▶ _What to produce_: Each entry below should be returned exactly as is, with the pictures removed.

** start of Material provided **

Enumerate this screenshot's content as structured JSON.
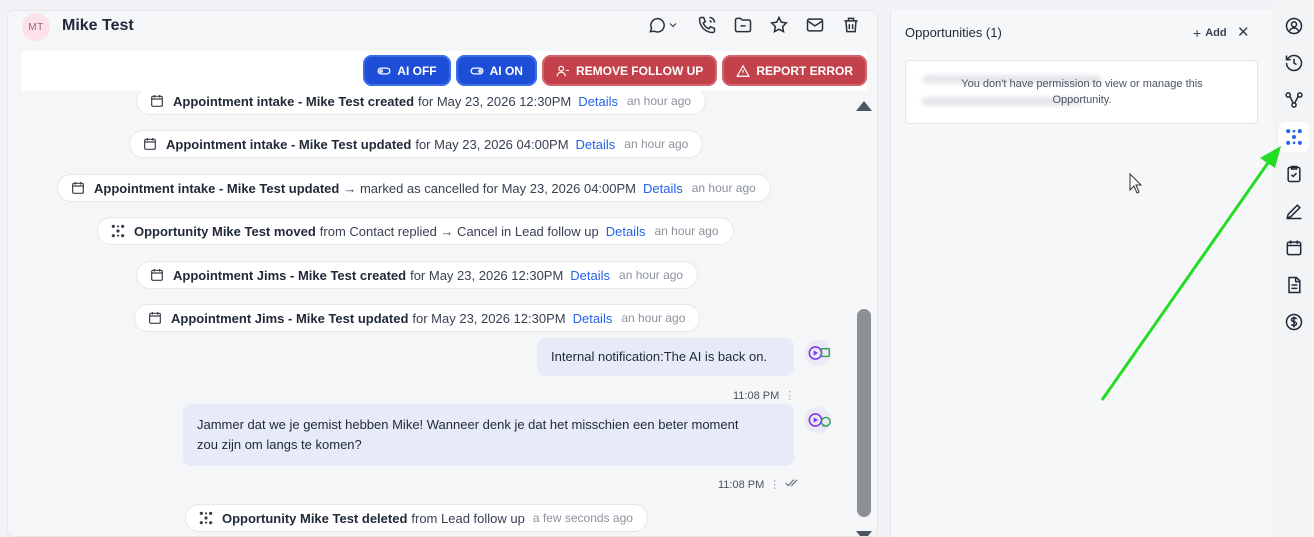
{
  "contact": {
    "initials": "MT",
    "name": "Mike Test"
  },
  "header_icons": [
    "chat-dropdown-icon",
    "phone-icon",
    "folder-icon",
    "star-icon",
    "mail-icon",
    "trash-icon"
  ],
  "toolbar": {
    "ai_off": "AI OFF",
    "ai_on": "AI ON",
    "remove_follow_up": "REMOVE FOLLOW UP",
    "report_error": "REPORT ERROR"
  },
  "activities": [
    {
      "title": "Appointment intake - Mike Test created",
      "text": "for May 23, 2026 12:30PM",
      "details": "Details",
      "ago": "an hour ago",
      "icon": "calendar-icon"
    },
    {
      "title": "Appointment intake - Mike Test updated",
      "text": "for May 23, 2026 04:00PM",
      "details": "Details",
      "ago": "an hour ago",
      "icon": "calendar-icon"
    },
    {
      "title": "Appointment intake - Mike Test updated",
      "text": "→ marked as cancelled for May 23, 2026 04:00PM",
      "details": "Details",
      "ago": "an hour ago",
      "icon": "calendar-icon"
    },
    {
      "title": "Opportunity Mike Test moved",
      "text": "from Contact replied → Cancel in Lead follow up",
      "details": "Details",
      "ago": "an hour ago",
      "icon": "opportunity-icon"
    },
    {
      "title": "Appointment Jims - Mike Test created",
      "text": "for May 23, 2026 12:30PM",
      "details": "Details",
      "ago": "an hour ago",
      "icon": "calendar-icon"
    },
    {
      "title": "Appointment Jims - Mike Test updated",
      "text": "for May 23, 2026 12:30PM",
      "details": "Details",
      "ago": "an hour ago",
      "icon": "calendar-icon"
    }
  ],
  "messages": [
    {
      "text": "Internal notification:The AI is back on.",
      "time": "11:08 PM",
      "channel": "internal-note-icon"
    },
    {
      "text_line1": "Jammer dat we je gemist hebben Mike! Wanneer denk je dat het misschien een beter moment",
      "text_line2": "zou zijn om langs te komen?",
      "time": "11:08 PM",
      "channel": "whatsapp-icon"
    }
  ],
  "last_activity": {
    "title": "Opportunity Mike Test deleted",
    "text": "from Lead follow up",
    "ago": "a few seconds ago",
    "icon": "opportunity-icon"
  },
  "opportunities": {
    "title": "Opportunities (1)",
    "add_label": "Add",
    "close_glyph": "✕",
    "permission_message_line1": "You don't have permission to view or manage this",
    "permission_message_line2": "Opportunity."
  },
  "rail_icons": [
    "user-circle-icon",
    "history-icon",
    "workflow-icon",
    "opportunity-icon",
    "tasks-icon",
    "notes-icon",
    "calendar-icon",
    "document-icon",
    "payments-icon"
  ],
  "colors": {
    "brand_blue": "#1d4ed8",
    "danger_red": "#c2414b",
    "link_blue": "#2563eb",
    "annotation_arrow": "#22dd22"
  }
}
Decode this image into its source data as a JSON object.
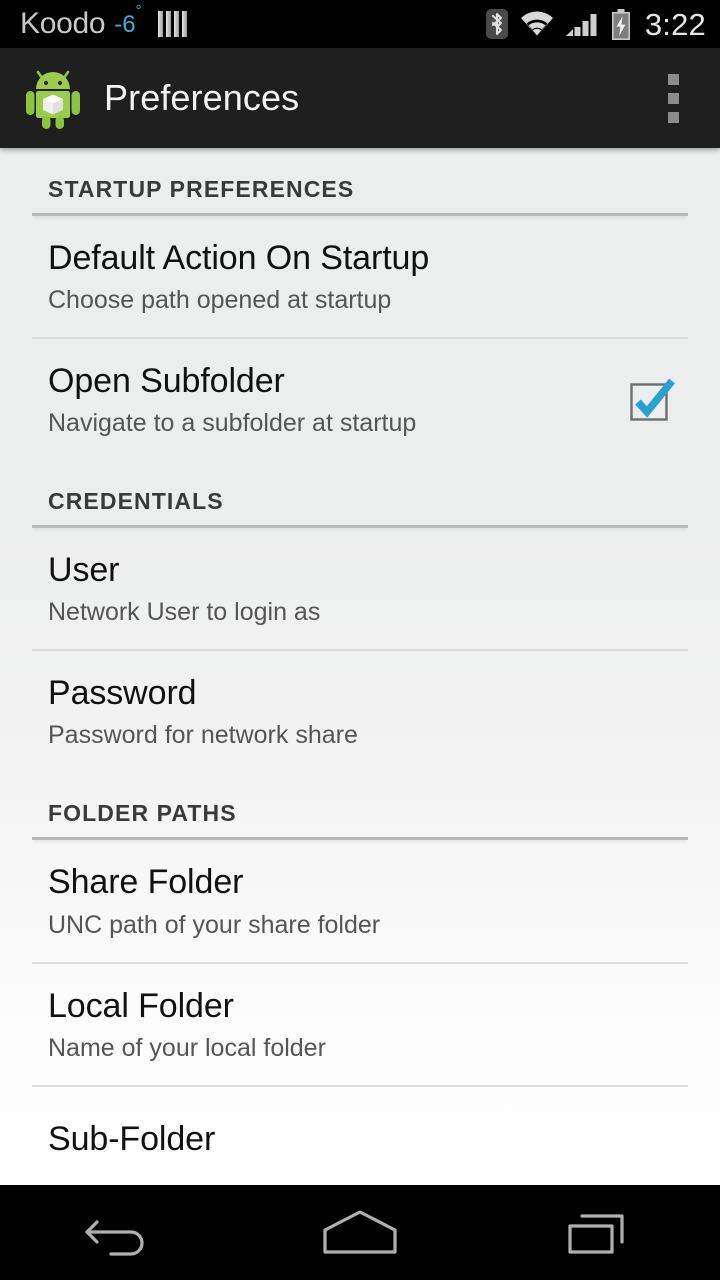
{
  "status_bar": {
    "carrier": "Koodo",
    "temperature": "-6",
    "degree": "°",
    "time": "3:22",
    "icons": [
      "weather-bars-icon",
      "bluetooth-icon",
      "wifi-icon",
      "cellular-signal-icon",
      "battery-charging-icon"
    ],
    "colors": {
      "temperature": "#3badd6",
      "carrier": "#c8c8c8",
      "background": "#000000"
    }
  },
  "action_bar": {
    "title": "Preferences",
    "app_icon": "android-robot-icon",
    "overflow_label": "overflow-menu-icon",
    "colors": {
      "background": "#1f1f1f",
      "title": "#f2f2f2"
    }
  },
  "sections": [
    {
      "header": "STARTUP PREFERENCES",
      "items": [
        {
          "title": "Default Action On Startup",
          "summary": "Choose path opened at startup",
          "widget": "none"
        },
        {
          "title": "Open Subfolder",
          "summary": "Navigate to a subfolder at startup",
          "widget": "checkbox",
          "checked": true
        }
      ]
    },
    {
      "header": "CREDENTIALS",
      "items": [
        {
          "title": "User",
          "summary": "Network User to login as",
          "widget": "none"
        },
        {
          "title": "Password",
          "summary": "Password for network share",
          "widget": "none"
        }
      ]
    },
    {
      "header": "FOLDER PATHS",
      "items": [
        {
          "title": "Share Folder",
          "summary": "UNC path of your share folder",
          "widget": "none"
        },
        {
          "title": "Local Folder",
          "summary": "Name of your local folder",
          "widget": "none"
        },
        {
          "title": "Sub-Folder",
          "summary": "",
          "widget": "none"
        }
      ]
    }
  ],
  "nav_bar": {
    "buttons": [
      {
        "name": "back-icon",
        "label": "Back"
      },
      {
        "name": "home-icon",
        "label": "Home"
      },
      {
        "name": "recents-icon",
        "label": "Recent apps"
      }
    ],
    "colors": {
      "background": "#000000",
      "icon": "#b0b0b0"
    }
  },
  "theme": {
    "checkbox_accent": "#28a2ce",
    "checkbox_border": "#6e6e6e",
    "divider": "#dcdcdc",
    "section_rule": "#b9b9b9",
    "title_text": "#111111",
    "summary_text": "#555555",
    "header_text": "#3a3a3a"
  }
}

** end of Material provided **

▶ _Answer to the task_:
Enumerate this screenshot's content as structured JSON.
{
  "contact": {
    "initials": "MT",
    "name": "Mike Test"
  },
  "header_icons": [
    "chat-dropdown-icon",
    "phone-icon",
    "folder-icon",
    "star-icon",
    "mail-icon",
    "trash-icon"
  ],
  "toolbar": {
    "ai_off": "AI OFF",
    "ai_on": "AI ON",
    "remove_follow_up": "REMOVE FOLLOW UP",
    "report_error": "REPORT ERROR"
  },
  "activities": [
    {
      "title": "Appointment intake - Mike Test created",
      "text": "for May 23, 2026 12:30PM",
      "details": "Details",
      "ago": "an hour ago",
      "icon": "calendar-icon"
    },
    {
      "title": "Appointment intake - Mike Test updated",
      "text": "for May 23, 2026 04:00PM",
      "details": "Details",
      "ago": "an hour ago",
      "icon": "calendar-icon"
    },
    {
      "title": "Appointment intake - Mike Test updated",
      "text": "→ marked as cancelled for May 23, 2026 04:00PM",
      "details": "Details",
      "ago": "an hour ago",
      "icon": "calendar-icon"
    },
    {
      "title": "Opportunity Mike Test moved",
      "text": "from Contact replied → Cancel in Lead follow up",
      "details": "Details",
      "ago": "an hour ago",
      "icon": "opportunity-icon"
    },
    {
      "title": "Appointment Jims - Mike Test created",
      "text": "for May 23, 2026 12:30PM",
      "details": "Details",
      "ago": "an hour ago",
      "icon": "calendar-icon"
    },
    {
      "title": "Appointment Jims - Mike Test updated",
      "text": "for May 23, 2026 12:30PM",
      "details": "Details",
      "ago": "an hour ago",
      "icon": "calendar-icon"
    }
  ],
  "messages": [
    {
      "text": "Internal notification:The AI is back on.",
      "time": "11:08 PM",
      "channel": "internal-note-icon"
    },
    {
      "text_line1": "Jammer dat we je gemist hebben Mike! Wanneer denk je dat het misschien een beter moment",
      "text_line2": "zou zijn om langs te komen?",
      "time": "11:08 PM",
      "channel": "whatsapp-icon"
    }
  ],
  "last_activity": {
    "title": "Opportunity Mike Test deleted",
    "text": "from Lead follow up",
    "ago": "a few seconds ago",
    "icon": "opportunity-icon"
  },
  "opportunities": {
    "title": "Opportunities (1)",
    "add_label": "Add",
    "close_glyph": "✕",
    "permission_message_line1": "You don't have permission to view or manage this",
    "permission_message_line2": "Opportunity."
  },
  "rail_icons": [
    "user-circle-icon",
    "history-icon",
    "workflow-icon",
    "opportunity-icon",
    "tasks-icon",
    "notes-icon",
    "calendar-icon",
    "document-icon",
    "payments-icon"
  ],
  "colors": {
    "brand_blue": "#1d4ed8",
    "danger_red": "#c2414b",
    "link_blue": "#2563eb",
    "annotation_arrow": "#22dd22"
  }
}
Decode this image into its source data as a JSON object.
{
  "status_bar": {
    "carrier": "Koodo",
    "temperature": "-6",
    "degree": "°",
    "time": "3:22",
    "icons": [
      "weather-bars-icon",
      "bluetooth-icon",
      "wifi-icon",
      "cellular-signal-icon",
      "battery-charging-icon"
    ],
    "colors": {
      "temperature": "#3badd6",
      "carrier": "#c8c8c8",
      "background": "#000000"
    }
  },
  "action_bar": {
    "title": "Preferences",
    "app_icon": "android-robot-icon",
    "overflow_label": "overflow-menu-icon",
    "colors": {
      "background": "#1f1f1f",
      "title": "#f2f2f2"
    }
  },
  "sections": [
    {
      "header": "STARTUP PREFERENCES",
      "items": [
        {
          "title": "Default Action On Startup",
          "summary": "Choose path opened at startup",
          "widget": "none"
        },
        {
          "title": "Open Subfolder",
          "summary": "Navigate to a subfolder at startup",
          "widget": "checkbox",
          "checked": true
        }
      ]
    },
    {
      "header": "CREDENTIALS",
      "items": [
        {
          "title": "User",
          "summary": "Network User to login as",
          "widget": "none"
        },
        {
          "title": "Password",
          "summary": "Password for network share",
          "widget": "none"
        }
      ]
    },
    {
      "header": "FOLDER PATHS",
      "items": [
        {
          "title": "Share Folder",
          "summary": "UNC path of your share folder",
          "widget": "none"
        },
        {
          "title": "Local Folder",
          "summary": "Name of your local folder",
          "widget": "none"
        },
        {
          "title": "Sub-Folder",
          "summary": "",
          "widget": "none"
        }
      ]
    }
  ],
  "nav_bar": {
    "buttons": [
      {
        "name": "back-icon",
        "label": "Back"
      },
      {
        "name": "home-icon",
        "label": "Home"
      },
      {
        "name": "recents-icon",
        "label": "Recent apps"
      }
    ],
    "colors": {
      "background": "#000000",
      "icon": "#b0b0b0"
    }
  },
  "theme": {
    "checkbox_accent": "#28a2ce",
    "checkbox_border": "#6e6e6e",
    "divider": "#dcdcdc",
    "section_rule": "#b9b9b9",
    "title_text": "#111111",
    "summary_text": "#555555",
    "header_text": "#3a3a3a"
  }
}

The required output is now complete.